(Records excerpted from a collection)
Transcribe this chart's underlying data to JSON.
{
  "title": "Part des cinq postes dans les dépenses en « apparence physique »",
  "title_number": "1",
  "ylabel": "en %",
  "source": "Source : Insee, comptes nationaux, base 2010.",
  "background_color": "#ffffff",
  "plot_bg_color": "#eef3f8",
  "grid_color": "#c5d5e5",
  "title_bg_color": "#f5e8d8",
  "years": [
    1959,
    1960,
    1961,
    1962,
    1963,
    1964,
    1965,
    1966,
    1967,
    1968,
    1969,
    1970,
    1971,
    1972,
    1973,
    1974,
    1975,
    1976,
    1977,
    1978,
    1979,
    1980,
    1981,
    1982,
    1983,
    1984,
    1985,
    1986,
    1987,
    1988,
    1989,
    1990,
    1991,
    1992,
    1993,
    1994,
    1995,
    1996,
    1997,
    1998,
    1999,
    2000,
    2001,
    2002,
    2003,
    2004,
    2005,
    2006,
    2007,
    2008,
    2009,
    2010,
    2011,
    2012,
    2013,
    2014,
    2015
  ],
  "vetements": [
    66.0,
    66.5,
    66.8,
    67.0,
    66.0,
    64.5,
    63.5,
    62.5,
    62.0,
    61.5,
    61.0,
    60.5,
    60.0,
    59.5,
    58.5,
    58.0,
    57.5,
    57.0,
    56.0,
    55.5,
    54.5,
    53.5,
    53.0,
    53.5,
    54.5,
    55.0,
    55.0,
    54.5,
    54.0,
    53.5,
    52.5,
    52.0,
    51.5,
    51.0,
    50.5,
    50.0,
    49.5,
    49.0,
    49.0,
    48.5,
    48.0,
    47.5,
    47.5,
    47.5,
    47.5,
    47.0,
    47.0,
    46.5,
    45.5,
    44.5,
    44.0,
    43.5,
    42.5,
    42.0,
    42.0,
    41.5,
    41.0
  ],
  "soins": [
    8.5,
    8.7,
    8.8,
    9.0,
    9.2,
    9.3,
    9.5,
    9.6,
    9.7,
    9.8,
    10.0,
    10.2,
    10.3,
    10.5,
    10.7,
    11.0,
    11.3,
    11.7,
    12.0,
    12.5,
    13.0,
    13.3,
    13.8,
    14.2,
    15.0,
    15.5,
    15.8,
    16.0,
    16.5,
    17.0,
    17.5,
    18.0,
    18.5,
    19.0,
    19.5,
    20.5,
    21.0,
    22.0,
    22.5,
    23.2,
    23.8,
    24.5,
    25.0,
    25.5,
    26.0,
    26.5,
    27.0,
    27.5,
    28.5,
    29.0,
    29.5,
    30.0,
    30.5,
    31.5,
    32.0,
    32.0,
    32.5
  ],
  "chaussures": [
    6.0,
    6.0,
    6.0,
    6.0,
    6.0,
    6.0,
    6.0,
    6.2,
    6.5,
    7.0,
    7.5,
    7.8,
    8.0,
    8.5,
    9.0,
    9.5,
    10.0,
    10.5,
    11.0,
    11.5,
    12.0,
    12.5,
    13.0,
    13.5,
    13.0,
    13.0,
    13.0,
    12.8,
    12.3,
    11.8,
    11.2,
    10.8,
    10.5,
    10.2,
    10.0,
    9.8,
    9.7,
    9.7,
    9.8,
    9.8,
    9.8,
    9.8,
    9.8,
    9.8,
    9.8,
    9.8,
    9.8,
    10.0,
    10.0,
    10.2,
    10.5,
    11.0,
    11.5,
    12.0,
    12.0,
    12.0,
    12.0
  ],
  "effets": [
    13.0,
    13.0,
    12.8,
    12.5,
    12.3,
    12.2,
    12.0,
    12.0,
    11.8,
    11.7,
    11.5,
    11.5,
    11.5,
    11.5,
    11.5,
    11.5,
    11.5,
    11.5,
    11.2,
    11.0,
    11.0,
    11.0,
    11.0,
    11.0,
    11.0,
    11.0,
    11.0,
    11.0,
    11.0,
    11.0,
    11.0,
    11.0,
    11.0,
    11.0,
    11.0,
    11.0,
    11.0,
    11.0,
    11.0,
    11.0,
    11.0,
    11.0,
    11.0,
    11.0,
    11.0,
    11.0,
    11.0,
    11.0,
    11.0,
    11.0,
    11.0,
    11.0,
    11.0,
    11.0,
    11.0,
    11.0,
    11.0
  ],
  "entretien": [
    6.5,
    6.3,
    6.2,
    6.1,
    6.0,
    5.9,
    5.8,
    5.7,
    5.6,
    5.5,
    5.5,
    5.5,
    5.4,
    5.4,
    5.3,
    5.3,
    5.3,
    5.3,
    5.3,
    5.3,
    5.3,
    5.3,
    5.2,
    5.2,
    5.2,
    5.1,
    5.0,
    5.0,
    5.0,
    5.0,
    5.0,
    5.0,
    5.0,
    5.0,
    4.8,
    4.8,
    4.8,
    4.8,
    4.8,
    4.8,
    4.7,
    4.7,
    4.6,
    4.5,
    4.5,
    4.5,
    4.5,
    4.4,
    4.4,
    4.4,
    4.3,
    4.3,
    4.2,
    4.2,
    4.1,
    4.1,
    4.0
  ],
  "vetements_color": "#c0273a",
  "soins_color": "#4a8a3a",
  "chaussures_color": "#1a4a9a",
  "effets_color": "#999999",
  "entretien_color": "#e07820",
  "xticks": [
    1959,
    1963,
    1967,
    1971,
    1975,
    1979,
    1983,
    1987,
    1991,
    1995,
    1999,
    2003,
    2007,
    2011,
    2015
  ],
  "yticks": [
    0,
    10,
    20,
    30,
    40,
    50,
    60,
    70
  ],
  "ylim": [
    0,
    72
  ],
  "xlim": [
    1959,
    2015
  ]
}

* **To do**
Set down each entry again, unchanged.

* **Result for this task**
Transcribe this chart's underlying data to JSON.
{
  "title": "Part des cinq postes dans les dépenses en « apparence physique »",
  "title_number": "1",
  "ylabel": "en %",
  "source": "Source : Insee, comptes nationaux, base 2010.",
  "background_color": "#ffffff",
  "plot_bg_color": "#eef3f8",
  "grid_color": "#c5d5e5",
  "title_bg_color": "#f5e8d8",
  "years": [
    1959,
    1960,
    1961,
    1962,
    1963,
    1964,
    1965,
    1966,
    1967,
    1968,
    1969,
    1970,
    1971,
    1972,
    1973,
    1974,
    1975,
    1976,
    1977,
    1978,
    1979,
    1980,
    1981,
    1982,
    1983,
    1984,
    1985,
    1986,
    1987,
    1988,
    1989,
    1990,
    1991,
    1992,
    1993,
    1994,
    1995,
    1996,
    1997,
    1998,
    1999,
    2000,
    2001,
    2002,
    2003,
    2004,
    2005,
    2006,
    2007,
    2008,
    2009,
    2010,
    2011,
    2012,
    2013,
    2014,
    2015
  ],
  "vetements": [
    66.0,
    66.5,
    66.8,
    67.0,
    66.0,
    64.5,
    63.5,
    62.5,
    62.0,
    61.5,
    61.0,
    60.5,
    60.0,
    59.5,
    58.5,
    58.0,
    57.5,
    57.0,
    56.0,
    55.5,
    54.5,
    53.5,
    53.0,
    53.5,
    54.5,
    55.0,
    55.0,
    54.5,
    54.0,
    53.5,
    52.5,
    52.0,
    51.5,
    51.0,
    50.5,
    50.0,
    49.5,
    49.0,
    49.0,
    48.5,
    48.0,
    47.5,
    47.5,
    47.5,
    47.5,
    47.0,
    47.0,
    46.5,
    45.5,
    44.5,
    44.0,
    43.5,
    42.5,
    42.0,
    42.0,
    41.5,
    41.0
  ],
  "soins": [
    8.5,
    8.7,
    8.8,
    9.0,
    9.2,
    9.3,
    9.5,
    9.6,
    9.7,
    9.8,
    10.0,
    10.2,
    10.3,
    10.5,
    10.7,
    11.0,
    11.3,
    11.7,
    12.0,
    12.5,
    13.0,
    13.3,
    13.8,
    14.2,
    15.0,
    15.5,
    15.8,
    16.0,
    16.5,
    17.0,
    17.5,
    18.0,
    18.5,
    19.0,
    19.5,
    20.5,
    21.0,
    22.0,
    22.5,
    23.2,
    23.8,
    24.5,
    25.0,
    25.5,
    26.0,
    26.5,
    27.0,
    27.5,
    28.5,
    29.0,
    29.5,
    30.0,
    30.5,
    31.5,
    32.0,
    32.0,
    32.5
  ],
  "chaussures": [
    6.0,
    6.0,
    6.0,
    6.0,
    6.0,
    6.0,
    6.0,
    6.2,
    6.5,
    7.0,
    7.5,
    7.8,
    8.0,
    8.5,
    9.0,
    9.5,
    10.0,
    10.5,
    11.0,
    11.5,
    12.0,
    12.5,
    13.0,
    13.5,
    13.0,
    13.0,
    13.0,
    12.8,
    12.3,
    11.8,
    11.2,
    10.8,
    10.5,
    10.2,
    10.0,
    9.8,
    9.7,
    9.7,
    9.8,
    9.8,
    9.8,
    9.8,
    9.8,
    9.8,
    9.8,
    9.8,
    9.8,
    10.0,
    10.0,
    10.2,
    10.5,
    11.0,
    11.5,
    12.0,
    12.0,
    12.0,
    12.0
  ],
  "effets": [
    13.0,
    13.0,
    12.8,
    12.5,
    12.3,
    12.2,
    12.0,
    12.0,
    11.8,
    11.7,
    11.5,
    11.5,
    11.5,
    11.5,
    11.5,
    11.5,
    11.5,
    11.5,
    11.2,
    11.0,
    11.0,
    11.0,
    11.0,
    11.0,
    11.0,
    11.0,
    11.0,
    11.0,
    11.0,
    11.0,
    11.0,
    11.0,
    11.0,
    11.0,
    11.0,
    11.0,
    11.0,
    11.0,
    11.0,
    11.0,
    11.0,
    11.0,
    11.0,
    11.0,
    11.0,
    11.0,
    11.0,
    11.0,
    11.0,
    11.0,
    11.0,
    11.0,
    11.0,
    11.0,
    11.0,
    11.0,
    11.0
  ],
  "entretien": [
    6.5,
    6.3,
    6.2,
    6.1,
    6.0,
    5.9,
    5.8,
    5.7,
    5.6,
    5.5,
    5.5,
    5.5,
    5.4,
    5.4,
    5.3,
    5.3,
    5.3,
    5.3,
    5.3,
    5.3,
    5.3,
    5.3,
    5.2,
    5.2,
    5.2,
    5.1,
    5.0,
    5.0,
    5.0,
    5.0,
    5.0,
    5.0,
    5.0,
    5.0,
    4.8,
    4.8,
    4.8,
    4.8,
    4.8,
    4.8,
    4.7,
    4.7,
    4.6,
    4.5,
    4.5,
    4.5,
    4.5,
    4.4,
    4.4,
    4.4,
    4.3,
    4.3,
    4.2,
    4.2,
    4.1,
    4.1,
    4.0
  ],
  "vetements_color": "#c0273a",
  "soins_color": "#4a8a3a",
  "chaussures_color": "#1a4a9a",
  "effets_color": "#999999",
  "entretien_color": "#e07820",
  "xticks": [
    1959,
    1963,
    1967,
    1971,
    1975,
    1979,
    1983,
    1987,
    1991,
    1995,
    1999,
    2003,
    2007,
    2011,
    2015
  ],
  "yticks": [
    0,
    10,
    20,
    30,
    40,
    50,
    60,
    70
  ],
  "ylim": [
    0,
    72
  ],
  "xlim": [
    1959,
    2015
  ]
}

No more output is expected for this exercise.